PAGE EXTRACT
==================================================
I'll leave it to others to post on compatability of fish. Get your cycle complete before you add and you will have much less trouble in keeping healthy fish.


----------



## mk4gti (Jun 15, 2010)

20 long or 20 tall? I had a penguin 150 on my 20 long and it was too strong, i think the 150 is better for a 20 tall, sucking fish to the filter, i replaced it with 2 penguin minis and it worked out great. This is what my planted 20 gallon looks like, it has 6 cherry barbs, 2 red eyed tetras, 3 corys and 1 brustlenose pleco. 3 japacona shrimp and some red cherry shrimp and 1 pond snail who snuck his way in and i fell in love with him. his name is Snailbert


----------



## mk4gti (Jun 15, 2010)
==================================================
ENTRIES SUPPLIED
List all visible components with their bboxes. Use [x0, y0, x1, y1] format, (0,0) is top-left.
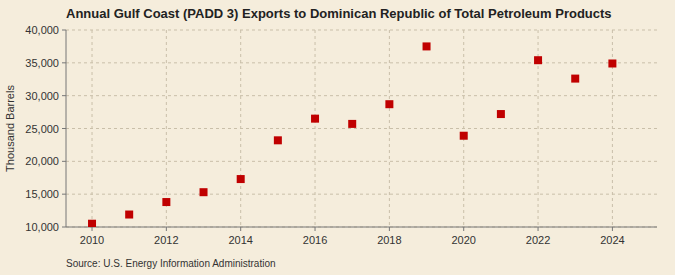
- chart: Annual Gulf Coast (PADD 3) Exports to Do…: [0, 0, 675, 275]
- axes: 10,000 15,000 20,000 25,000 30,000 35,000 40,0…: [25, 24, 657, 246]
- y-axis-label: Thousand Barrels: [4, 85, 16, 172]
- x-tick: [315, 227, 316, 231]
- x-grid-line: [166, 30, 167, 227]
- y-tick: [62, 227, 66, 228]
- x-tick: [463, 227, 464, 231]
- point: [88, 220, 96, 227]
- x-tick: [240, 227, 241, 231]
- x-tick: [166, 227, 167, 231]
- x-tick-label: 2014: [228, 234, 252, 246]
- x-tick-label: 2020: [451, 234, 475, 246]
- point: [460, 132, 468, 140]
- point: [348, 120, 356, 128]
- point: [125, 211, 133, 219]
- y-tick: [62, 161, 66, 162]
- point: [423, 42, 431, 50]
- y-grid-line: [66, 128, 657, 129]
- y-tick-label: 20,000: [25, 155, 59, 167]
- x-grid-line: [240, 30, 241, 227]
- x-tick-label: 2016: [303, 234, 327, 246]
- x-tick-label: 2010: [80, 234, 104, 246]
- y-grid-line: [66, 194, 657, 195]
- point: [571, 75, 579, 83]
- y-grid-line: [66, 161, 657, 162]
- y-tick: [62, 194, 66, 195]
- x-axis-line: [66, 227, 657, 228]
- x-grid-line: [92, 30, 93, 227]
- y-tick-label: 40,000: [25, 24, 59, 36]
- point: [608, 59, 616, 67]
- y-tick-label: 35,000: [25, 57, 59, 69]
- y-tick: [62, 128, 66, 129]
- grid: [66, 30, 657, 227]
- x-tick: [389, 227, 390, 231]
- source: Source: U.S. Energy Information Administ…: [66, 258, 276, 269]
- x-grid-line: [389, 30, 390, 227]
- y-tick-label: 10,000: [25, 221, 59, 233]
- y-tick-label: 30,000: [25, 90, 59, 102]
- y-grid-line: [66, 95, 657, 96]
- point: [497, 110, 505, 118]
- y-axis-line: [66, 30, 67, 227]
- y-tick: [62, 95, 66, 96]
- point: [274, 136, 282, 144]
- y-grid-line: [66, 227, 657, 228]
- title: Annual Gulf Coast (PADD 3) Exports to Do…: [66, 6, 612, 21]
- point: [311, 115, 319, 123]
- x-tick: [92, 227, 93, 231]
- point: [534, 56, 542, 64]
- point: [200, 188, 208, 196]
- point: [162, 198, 170, 206]
- x-tick-label: 2018: [377, 234, 401, 246]
- x-tick-label: 2022: [526, 234, 550, 246]
- y-tick: [62, 30, 66, 31]
- x-tick-label: 2012: [154, 234, 178, 246]
- x-grid-line: [315, 30, 316, 227]
- point: [385, 100, 393, 108]
- x-tick: [612, 227, 613, 231]
- x-tick: [538, 227, 539, 231]
- point: [237, 175, 245, 183]
- y-grid-line: [66, 62, 657, 63]
- points: [88, 42, 616, 227]
- y-tick-label: 15,000: [25, 188, 59, 200]
- y-tick: [62, 62, 66, 63]
- y-tick-label: 25,000: [25, 123, 59, 135]
- x-tick-label: 2024: [600, 234, 624, 246]
- y-grid-line: [66, 30, 657, 31]
- x-grid-line: [463, 30, 464, 227]
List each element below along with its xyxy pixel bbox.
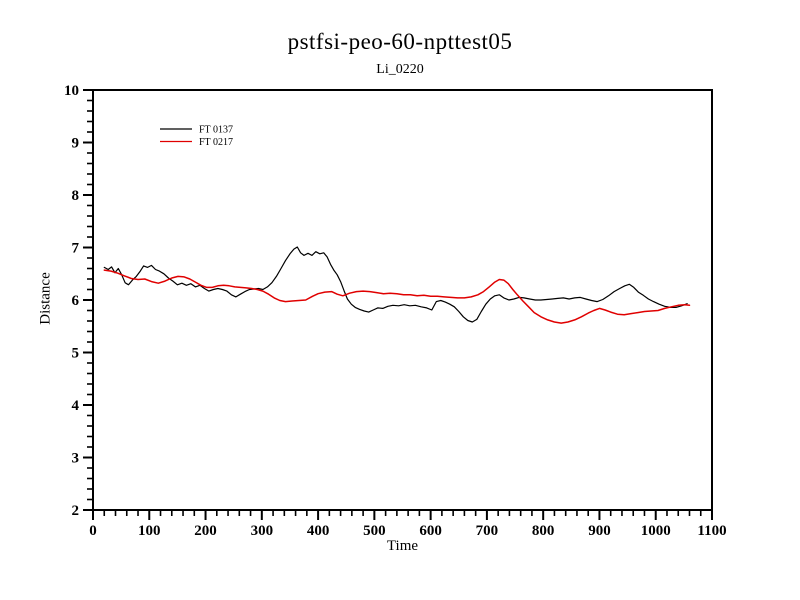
x-tick-label: 100 <box>138 523 161 539</box>
legend-label: FT 0217 <box>199 137 233 148</box>
y-tick-label: 7 <box>72 241 80 257</box>
y-tick-label: 6 <box>72 293 80 309</box>
x-tick-label: 900 <box>588 523 611 539</box>
x-tick-label: 600 <box>419 523 442 539</box>
x-tick-label: 1100 <box>697 523 726 539</box>
y-tick-label: 5 <box>72 346 80 362</box>
chart-subtitle: Li_0220 <box>376 62 424 77</box>
x-tick-label: 300 <box>251 523 274 539</box>
y-tick-label: 2 <box>72 503 80 519</box>
x-tick-label: 500 <box>363 523 386 539</box>
x-tick-label: 800 <box>532 523 555 539</box>
x-tick-label: 700 <box>476 523 499 539</box>
x-tick-label: 200 <box>194 523 217 539</box>
series-line-ft-0217 <box>103 269 691 324</box>
y-tick-label: 8 <box>72 188 80 204</box>
y-tick-label: 4 <box>72 398 80 414</box>
y-axis-label: Distance <box>37 272 54 325</box>
x-tick-label: 1000 <box>641 523 671 539</box>
series-line-ft-0137 <box>103 246 688 323</box>
y-tick-label: 10 <box>64 83 79 99</box>
plot-frame <box>92 89 713 511</box>
y-tick-label: 9 <box>72 136 80 152</box>
legend-label: FT 0137 <box>199 125 233 136</box>
x-axis-label: Time <box>386 538 419 554</box>
x-tick-label: 0 <box>89 523 97 539</box>
y-tick-label: 3 <box>72 451 80 467</box>
x-axis-ticks: 0 100 200 300 400 500 600 700 800 900 1000 1100 <box>89 511 727 539</box>
y-axis-ticks: 2 3 4 5 6 7 8 9 10 <box>64 83 92 519</box>
x-tick-label: 400 <box>307 523 330 539</box>
chart-title: pstfsi-peo-60-npttest05 <box>287 29 513 54</box>
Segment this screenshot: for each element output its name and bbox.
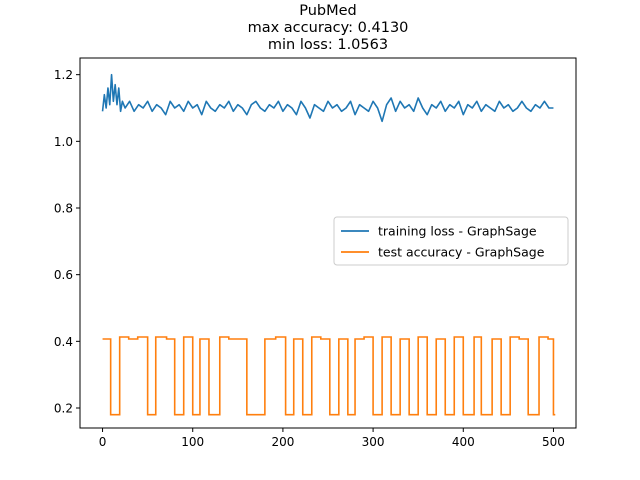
series-line-training-loss [101, 73, 554, 123]
axes-frame [79, 57, 577, 429]
y-tick-label: 0.8 [54, 202, 73, 216]
y-tick-label: 0.4 [54, 335, 73, 349]
title-line-3: min loss: 1.0563 [268, 37, 388, 53]
y-tick-label: 1.2 [54, 68, 73, 82]
y-tick-label: 0.2 [54, 402, 73, 416]
axis-ticks: 0 100 200 300 400 500 0.2 0.4 0.6 0.8 1.0 1.2 [54, 68, 565, 449]
series-line-test-accuracy [102, 336, 556, 416]
x-tick-label: 300 [362, 435, 385, 449]
x-tick-label: 400 [452, 435, 475, 449]
legend-label-test-accuracy: test accuracy - GraphSage [378, 245, 545, 260]
x-tick-label: 200 [271, 435, 294, 449]
x-tick-label: 100 [181, 435, 204, 449]
plot-area [101, 73, 556, 416]
y-tick-label: 0.6 [54, 268, 73, 282]
chart-title: PubMed max accuracy: 0.4130 min loss: 1.… [248, 3, 409, 53]
title-line-2: max accuracy: 0.4130 [248, 20, 409, 36]
y-tick-label: 1.0 [54, 135, 73, 149]
x-tick-label: 0 [99, 435, 107, 449]
legend-label-training-loss: training loss - GraphSage [378, 224, 537, 239]
title-line-1: PubMed [299, 3, 357, 19]
x-tick-label: 500 [542, 435, 565, 449]
legend: training loss - GraphSage test accuracy … [333, 216, 569, 266]
legend-box [333, 216, 569, 266]
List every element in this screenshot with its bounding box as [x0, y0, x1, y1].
==================================================
CHALLENGE A
List every kind of animal the aquarium forum thread says lives in the planted 20 gallon tank.
CHALLENGE B
Retype the part of the aquarium forum thread that opens with the words containing "I'll leave it" and closes with "keeping healthy fish.".
CHALLENGE C
Extend the aquarium forum thread from where it stops.
The records come from a separate, unrelated source.

REPLY A
cherry barbs, red eyed tetras, corys, brustlenose pleco, japacona shrimp, red cherry shrimp, pond snail

REPLY B
I'll leave it to others to post on compatability of fish. Get your cycle complete before you add and you will have much less trouble in keeping healthy fish.

REPLY C
As far as fish composition you cant get antying thats gonna grow too big. If you want barbs ur gonna need to look into smaller ones, golden barbs or cherry barbs, stay away from tiger barbs, they nip in small tanks and require a large school that wont fit in a 20 gal. Neon Tetras stay small and create a nice contrast wtiht he cherry barbs. A nice set up might be something lilke 5 cherry barbs 7 neon tetras and 3 corys. I wouldnt not add them all at once. Once it is cycled i would put the cherry barbs wait a week, put the tetras wait another week and then put the corys.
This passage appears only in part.